_STATED EXERCISE_:
How many lines in the records below contain the string "andaman"? Give only the number.

[Spatial annotation records]
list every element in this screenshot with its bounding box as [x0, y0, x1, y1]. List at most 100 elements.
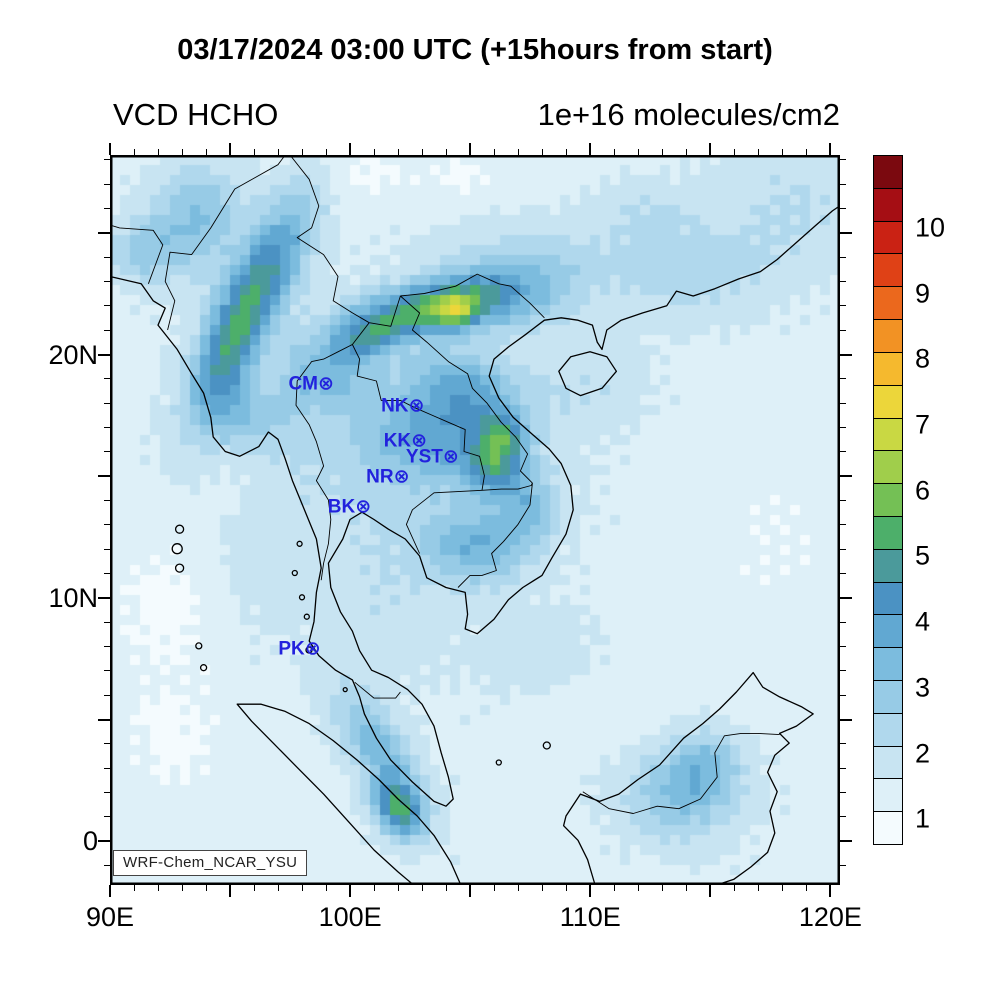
units-title: 1e+16 molecules/cm2	[537, 97, 840, 132]
colorbar-cell	[874, 221, 902, 255]
tick-mark	[840, 792, 846, 794]
tick-mark	[229, 143, 232, 155]
border-thailand-cambodia	[405, 489, 483, 554]
colorbar-cell	[874, 615, 902, 649]
tick-mark	[517, 885, 519, 891]
tick-mark	[104, 427, 110, 429]
coastline-overlay	[110, 155, 840, 885]
tick-mark	[840, 451, 846, 453]
tick-mark	[469, 885, 472, 897]
tick-mark	[840, 694, 846, 696]
tick-mark	[229, 885, 232, 897]
tick-mark	[253, 885, 255, 891]
sumatra-coast	[236, 703, 462, 885]
border-bangladesh-myanmar	[164, 155, 286, 331]
model-label: WRF-Chem_NCAR_YSU	[113, 850, 308, 876]
tick-mark	[421, 149, 423, 155]
tick-mark	[104, 670, 110, 672]
colorbar-tick-label: 8	[915, 343, 931, 374]
tick-mark	[109, 143, 111, 155]
tick-mark	[840, 596, 852, 599]
tick-mark	[493, 885, 495, 891]
colorbar-tick-label: 3	[915, 672, 931, 703]
tick-mark	[565, 885, 567, 891]
colorbar-cell	[874, 156, 902, 189]
border-india-bangladesh	[110, 224, 164, 284]
tick-mark	[840, 208, 846, 210]
tick-mark	[840, 548, 846, 550]
station-marker-kk: KK⊗	[383, 430, 428, 452]
tick-mark	[104, 743, 110, 745]
tick-mark	[104, 548, 110, 550]
tick-mark	[104, 792, 110, 794]
colorbar-cell	[874, 254, 902, 288]
tick-mark	[397, 885, 399, 891]
tick-mark	[840, 329, 846, 331]
tick-mark	[840, 402, 846, 404]
colorbar-cell	[874, 779, 902, 813]
tick-mark	[541, 885, 543, 891]
tick-mark	[469, 143, 472, 155]
station-marker-bk: BK⊗	[327, 496, 372, 518]
colorbar-cell	[874, 681, 902, 714]
tick-mark	[840, 305, 846, 307]
tick-mark	[98, 840, 110, 843]
tick-mark	[104, 256, 110, 258]
tick-mark	[840, 500, 846, 502]
colorbar-cell	[874, 352, 902, 386]
tick-mark	[397, 149, 399, 155]
colorbar-cell	[874, 648, 902, 681]
border-china-vietnam	[400, 273, 545, 319]
tick-mark	[277, 149, 279, 155]
tick-mark	[109, 885, 111, 897]
tick-mark	[98, 596, 110, 599]
anambas-island	[495, 759, 502, 766]
andaman-island	[174, 563, 185, 573]
tick-mark	[205, 149, 207, 155]
tick-mark	[157, 885, 159, 891]
tick-mark	[325, 885, 327, 891]
tick-mark	[840, 378, 846, 380]
border-myanmar-laos	[352, 322, 370, 345]
tick-mark	[181, 149, 183, 155]
tick-mark	[709, 885, 712, 897]
colorbar-cell	[874, 484, 902, 517]
tick-mark	[840, 840, 852, 843]
tick-mark	[181, 885, 183, 891]
tick-mark	[133, 149, 135, 155]
tick-mark	[613, 885, 615, 891]
border-china-laos	[369, 295, 401, 327]
coastlines	[110, 205, 840, 885]
tick-mark	[829, 143, 832, 155]
tick-mark	[98, 718, 110, 721]
variable-title: VCD HCHO	[113, 97, 279, 132]
tick-mark	[104, 402, 110, 404]
tick-mark	[805, 885, 807, 891]
tick-mark	[685, 149, 687, 155]
tick-mark	[349, 885, 352, 897]
tick-mark	[805, 149, 807, 155]
tick-mark	[829, 885, 832, 897]
station-marker-cm: CM⊗	[288, 373, 334, 395]
tick-mark	[104, 816, 110, 818]
country-borders	[110, 155, 780, 814]
tick-mark	[840, 646, 846, 648]
border-laos-vietnam	[400, 295, 533, 484]
colorbar-cell	[874, 188, 902, 222]
border-thailand-myanmar	[295, 344, 353, 581]
andaman-island	[174, 524, 185, 534]
colorbar-cell	[874, 418, 902, 452]
colorbar-cell	[874, 812, 902, 845]
tick-mark	[733, 149, 735, 155]
tick-mark	[840, 159, 846, 161]
border-thailand-laos-mekong	[351, 344, 485, 491]
tick-mark	[781, 885, 783, 891]
tick-mark	[349, 143, 352, 155]
station-marker-pk: PK⊗	[278, 638, 321, 660]
nicobar-island	[199, 664, 208, 672]
tick-mark	[104, 573, 110, 575]
figure-title: 03/17/2024 03:00 UTC (+15hours from star…	[177, 34, 773, 66]
tick-mark	[445, 149, 447, 155]
tick-mark	[133, 885, 135, 891]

_TASK RESULT_:
2